• [GOAL OF THE EXERCISE] Consider the records below. How many of their lines include the word "filled"? State the number and nothing else.

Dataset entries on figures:
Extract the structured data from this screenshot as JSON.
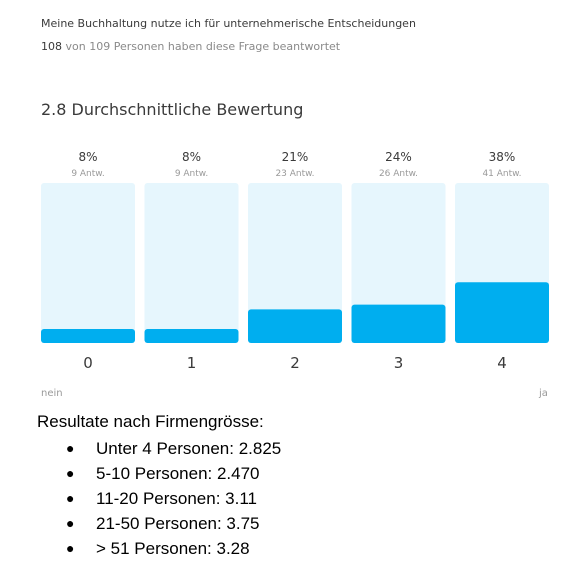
{
  "survey": {
    "question": "Meine Buchhaltung nutze ich für unternehmerische Entscheidungen",
    "answered_count": "108",
    "answered_text": " von 109 Personen haben diese Frage beantwortet",
    "average_label": "2.8 Durchschnittliche Bewertung",
    "scale_low": "nein",
    "scale_high": "ja"
  },
  "chart_data": {
    "type": "bar",
    "categories": [
      "0",
      "1",
      "2",
      "3",
      "4"
    ],
    "values": [
      8,
      8,
      21,
      24,
      38
    ],
    "percent_labels": [
      "8%",
      "8%",
      "21%",
      "24%",
      "38%"
    ],
    "count_labels": [
      "9 Antw.",
      "9 Antw.",
      "23 Antw.",
      "26 Antw.",
      "41 Antw."
    ],
    "ylim": [
      0,
      100
    ],
    "colors": {
      "bar": "#00aeef",
      "track": "#e6f6fd",
      "value_text": "#3a3a3a",
      "count_text": "#9a9a9a",
      "axis_text": "#3a3a3a"
    }
  },
  "results": {
    "title": "Resultate nach Firmengrösse:",
    "items": [
      "Unter 4 Personen: 2.825",
      "5-10 Personen: 2.470",
      "11-20 Personen: 3.11",
      "21-50 Personen: 3.75",
      "> 51 Personen: 3.28"
    ]
  }
}
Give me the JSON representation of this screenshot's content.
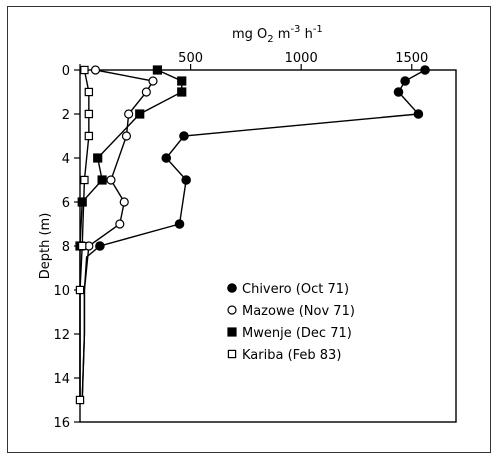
{
  "chart_data": {
    "type": "line",
    "title": "",
    "xlabel": "mg O2 m-3 h-1",
    "xlabel_parts": {
      "pre": "mg O",
      "sub": "2",
      "mid": " m",
      "sup1": "-3",
      "mid2": " h",
      "sup2": "-1"
    },
    "ylabel": "Depth (m)",
    "xlim": [
      0,
      1700
    ],
    "ylim": [
      16,
      0
    ],
    "x_ticks": [
      0,
      500,
      1000,
      1500
    ],
    "x_tick_labels": [
      "",
      "500",
      "1000",
      "1500"
    ],
    "y_ticks": [
      0,
      2,
      4,
      6,
      8,
      10,
      12,
      14,
      16
    ],
    "y_tick_labels": [
      "0",
      "2",
      "4",
      "6",
      "8",
      "10",
      "12",
      "14",
      "16"
    ],
    "x_axis_position": "top",
    "grid": false,
    "legend_position": "lower-right",
    "series": [
      {
        "name": "Chivero (Oct 71)",
        "marker": "filled-circle",
        "points": [
          [
            1560,
            0
          ],
          [
            1470,
            0.5
          ],
          [
            1440,
            1
          ],
          [
            1530,
            2
          ],
          [
            470,
            3
          ],
          [
            390,
            4
          ],
          [
            480,
            5
          ],
          [
            450,
            7
          ],
          [
            90,
            8
          ],
          [
            30,
            8.5
          ],
          [
            20,
            10
          ],
          [
            20,
            12
          ],
          [
            10,
            15
          ]
        ]
      },
      {
        "name": "Mazowe (Nov 71)",
        "marker": "open-circle",
        "points": [
          [
            70,
            0
          ],
          [
            330,
            0.5
          ],
          [
            300,
            1
          ],
          [
            220,
            2
          ],
          [
            210,
            3
          ],
          [
            140,
            5
          ],
          [
            200,
            6
          ],
          [
            180,
            7
          ],
          [
            40,
            8
          ],
          [
            20,
            10
          ],
          [
            20,
            12
          ],
          [
            10,
            15
          ]
        ]
      },
      {
        "name": "Mwenje (Dec 71)",
        "marker": "filled-square",
        "points": [
          [
            350,
            0
          ],
          [
            460,
            0.5
          ],
          [
            460,
            1
          ],
          [
            270,
            2
          ],
          [
            80,
            4
          ],
          [
            100,
            5
          ],
          [
            10,
            6
          ],
          [
            0,
            8
          ],
          [
            0,
            10
          ],
          [
            0,
            12
          ],
          [
            0,
            15
          ]
        ]
      },
      {
        "name": "Kariba (Feb 83)",
        "marker": "open-square",
        "points": [
          [
            20,
            0
          ],
          [
            40,
            1
          ],
          [
            40,
            2
          ],
          [
            40,
            3
          ],
          [
            20,
            5
          ],
          [
            10,
            8
          ],
          [
            0,
            10
          ],
          [
            0,
            12
          ],
          [
            0,
            15
          ]
        ]
      }
    ]
  }
}
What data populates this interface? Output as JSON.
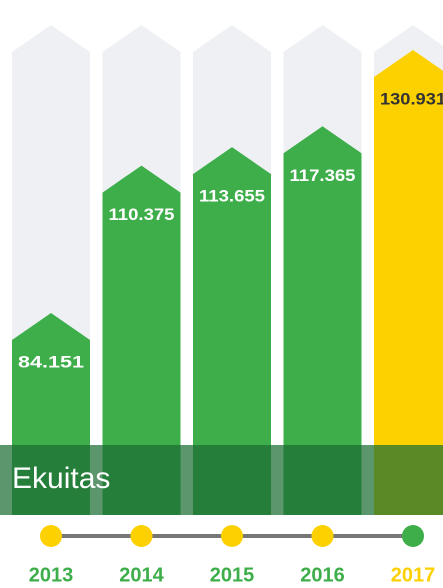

• [FULL ANSWER] 2